* Task: Extract the lines that hold the string "Power".
......
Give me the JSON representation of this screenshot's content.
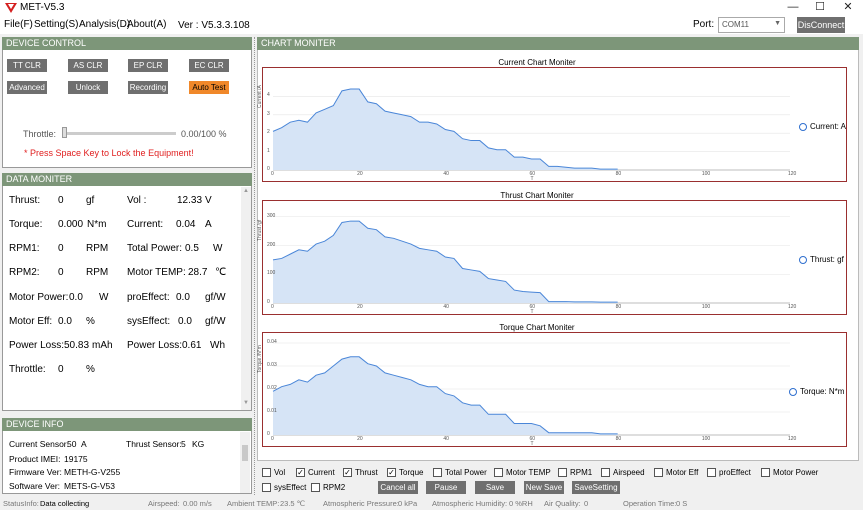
{
  "app": {
    "title": "MET-V5.3",
    "version": "Ver : V5.3.3.108"
  },
  "menu": [
    "File(F)",
    "Setting(S)",
    "Analysis(D)",
    "About(A)"
  ],
  "port": {
    "label": "Port:",
    "value": "COM11",
    "button": "DisConnect"
  },
  "device_control": {
    "header": "DEVICE CONTROL",
    "row1": [
      "TT CLR",
      "AS CLR",
      "EP CLR",
      "EC CLR"
    ],
    "row2": [
      "Advanced",
      "Unlock",
      "Recording",
      "Auto Test"
    ],
    "throttle_label": "Throttle:",
    "throttle_value": "0.00/100 %",
    "throttle_level": 0,
    "warning": "* Press Space Key to Lock the Equipment!"
  },
  "data_moniter": {
    "header": "DATA MONITER",
    "left": [
      {
        "label": "Thrust:",
        "value": "0",
        "unit": "gf"
      },
      {
        "label": "Torque:",
        "value": "0.000",
        "unit": "N*m"
      },
      {
        "label": "RPM1:",
        "value": "0",
        "unit": "RPM"
      },
      {
        "label": "RPM2:",
        "value": "0",
        "unit": "RPM"
      },
      {
        "label": "Motor Power:",
        "value": "0.0",
        "unit": "W"
      },
      {
        "label": "Motor Eff:",
        "value": "0.0",
        "unit": "%"
      },
      {
        "label": "Power Loss:",
        "value": "50.83",
        "unit": "mAh"
      },
      {
        "label": "Throttle:",
        "value": "0",
        "unit": "%"
      }
    ],
    "right": [
      {
        "label": "Vol :",
        "value": "12.33",
        "unit": "V"
      },
      {
        "label": "Current:",
        "value": "0.04",
        "unit": "A"
      },
      {
        "label": "Total Power:",
        "value": "0.5",
        "unit": "W"
      },
      {
        "label": "Motor TEMP:",
        "value": "28.7",
        "unit": "℃"
      },
      {
        "label": "proEffect:",
        "value": "0.0",
        "unit": "gf/W"
      },
      {
        "label": "sysEffect:",
        "value": "0.0",
        "unit": "gf/W"
      },
      {
        "label": "Power Loss:",
        "value": "0.61",
        "unit": "Wh"
      }
    ]
  },
  "device_info": {
    "header": "DEVICE INFO",
    "current_sensor_label": "Current Sensor:",
    "current_sensor_value": "50",
    "current_sensor_unit": "A",
    "thrust_sensor_label": "Thrust Sensor:",
    "thrust_sensor_value": "5",
    "thrust_sensor_unit": "KG",
    "imei_label": "Product IMEI:",
    "imei_value": "19175",
    "firmware_label": "Firmware Ver:",
    "firmware_value": "METH-G-V255",
    "software_label": "Software Ver:",
    "software_value": "METS-G-V53"
  },
  "chart_moniter_header": "CHART MONITER",
  "chart_data": [
    {
      "type": "area",
      "title": "Current Chart Moniter",
      "xlabel": "T",
      "ylabel": "Current /A",
      "xlim": [
        0,
        120
      ],
      "ylim": [
        0,
        5
      ],
      "xticks": [
        "0",
        "20",
        "40",
        "60",
        "80",
        "100",
        "120"
      ],
      "yticks": [
        "0",
        "1",
        "2",
        "3",
        "4"
      ],
      "series": [
        {
          "name": "Current: A",
          "color": "#4a86d8",
          "x": [
            0,
            2,
            4,
            6,
            8,
            10,
            12,
            14,
            16,
            18,
            20,
            22,
            24,
            26,
            28,
            30,
            32,
            34,
            36,
            38,
            40,
            42,
            44,
            46,
            48,
            50,
            52,
            54,
            56,
            58,
            60,
            62,
            64,
            66,
            68,
            70,
            72,
            74,
            76,
            78,
            80
          ],
          "y": [
            2.1,
            2.3,
            2.6,
            2.7,
            2.6,
            3.1,
            3.3,
            3.5,
            4.3,
            4.4,
            4.4,
            3.7,
            3.6,
            3.2,
            3.1,
            3.0,
            2.9,
            2.6,
            2.6,
            2.5,
            2.2,
            2.1,
            1.7,
            1.6,
            1.6,
            1.2,
            1.1,
            1.1,
            0.7,
            0.7,
            0.6,
            0.6,
            0.2,
            0.2,
            0.15,
            0.1,
            0.1,
            0.1,
            0.05,
            0.05,
            0.05
          ]
        }
      ]
    },
    {
      "type": "area",
      "title": "Thrust Chart Moniter",
      "xlabel": "T",
      "ylabel": "Thrust /gf",
      "xlim": [
        0,
        120
      ],
      "ylim": [
        0,
        320
      ],
      "xticks": [
        "0",
        "20",
        "40",
        "60",
        "80",
        "100",
        "120"
      ],
      "yticks": [
        "0",
        "100",
        "200",
        "300"
      ],
      "series": [
        {
          "name": "Thrust: gf",
          "color": "#4a86d8",
          "x": [
            0,
            2,
            4,
            6,
            8,
            10,
            12,
            14,
            16,
            18,
            20,
            22,
            24,
            26,
            28,
            30,
            32,
            34,
            36,
            38,
            40,
            42,
            44,
            46,
            48,
            50,
            52,
            54,
            56,
            58,
            60,
            62,
            64,
            66,
            68,
            70,
            72,
            74,
            76,
            78,
            80
          ],
          "y": [
            150,
            155,
            170,
            185,
            180,
            205,
            215,
            235,
            280,
            285,
            285,
            260,
            255,
            230,
            225,
            215,
            205,
            190,
            185,
            180,
            160,
            155,
            120,
            115,
            110,
            85,
            80,
            75,
            45,
            40,
            38,
            36,
            5,
            5,
            5,
            4,
            4,
            4,
            3,
            3,
            3
          ]
        }
      ]
    },
    {
      "type": "area",
      "title": "Torque Chart Moniter",
      "xlabel": "T",
      "ylabel": "Torque /N*m",
      "xlim": [
        0,
        120
      ],
      "ylim": [
        0,
        0.04
      ],
      "xticks": [
        "0",
        "20",
        "40",
        "60",
        "80",
        "100",
        "120"
      ],
      "yticks": [
        "0",
        "0.01",
        "0.02",
        "0.03",
        "0.04"
      ],
      "series": [
        {
          "name": "Torque: N*m",
          "color": "#4a86d8",
          "x": [
            0,
            2,
            4,
            6,
            8,
            10,
            12,
            14,
            16,
            18,
            20,
            22,
            24,
            26,
            28,
            30,
            32,
            34,
            36,
            38,
            40,
            42,
            44,
            46,
            48,
            50,
            52,
            54,
            56,
            58,
            60,
            62,
            64,
            66,
            68,
            70,
            72,
            74,
            76,
            78,
            80
          ],
          "y": [
            0.019,
            0.021,
            0.022,
            0.024,
            0.023,
            0.026,
            0.027,
            0.03,
            0.033,
            0.034,
            0.034,
            0.031,
            0.03,
            0.027,
            0.026,
            0.025,
            0.024,
            0.022,
            0.021,
            0.021,
            0.018,
            0.017,
            0.014,
            0.013,
            0.013,
            0.009,
            0.009,
            0.009,
            0.005,
            0.005,
            0.005,
            0.004,
            0.001,
            0.001,
            0.001,
            0.001,
            0.001,
            0.001,
            0.0005,
            0.0005,
            0.0005
          ]
        }
      ]
    }
  ],
  "checkboxes_row1": [
    {
      "label": "Vol",
      "checked": false
    },
    {
      "label": "Current",
      "checked": true
    },
    {
      "label": "Thrust",
      "checked": true
    },
    {
      "label": "Torque",
      "checked": true
    },
    {
      "label": "Total Power",
      "checked": false
    },
    {
      "label": "Motor TEMP",
      "checked": false
    },
    {
      "label": "RPM1",
      "checked": false
    },
    {
      "label": "Airspeed",
      "checked": false
    },
    {
      "label": "Motor Eff",
      "checked": false
    },
    {
      "label": "proEffect",
      "checked": false
    },
    {
      "label": "Motor Power",
      "checked": false
    }
  ],
  "checkboxes_row2": [
    {
      "label": "sysEffect",
      "checked": false
    },
    {
      "label": "RPM2",
      "checked": false
    }
  ],
  "bottom_buttons": [
    "Cancel all",
    "Pause",
    "Save",
    "New Save",
    "SaveSetting"
  ],
  "status": {
    "status_label": "StatusInfo:",
    "status_value": "Data collecting",
    "airspeed_label": "Airspeed:",
    "airspeed_value": "0.00 m/s",
    "ambient_label": "Ambient TEMP:",
    "ambient_value": "23.5 ℃",
    "pressure_label": "Atmospheric Pressure:",
    "pressure_value": "0 kPa",
    "humidity_label": "Atmospheric Humidity:",
    "humidity_value": "0 %RH",
    "air_label": "Air Quality:",
    "air_value": "0",
    "optime_label": "Operation Time:",
    "optime_value": "0 S"
  }
}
......
* The solution:
        "label": "Motor Power:",
        "label": "Power Loss:",
        "label": "Total Power:",
        "label": "Power Loss:",
      "label": "Total Power",
      "label": "Motor Power",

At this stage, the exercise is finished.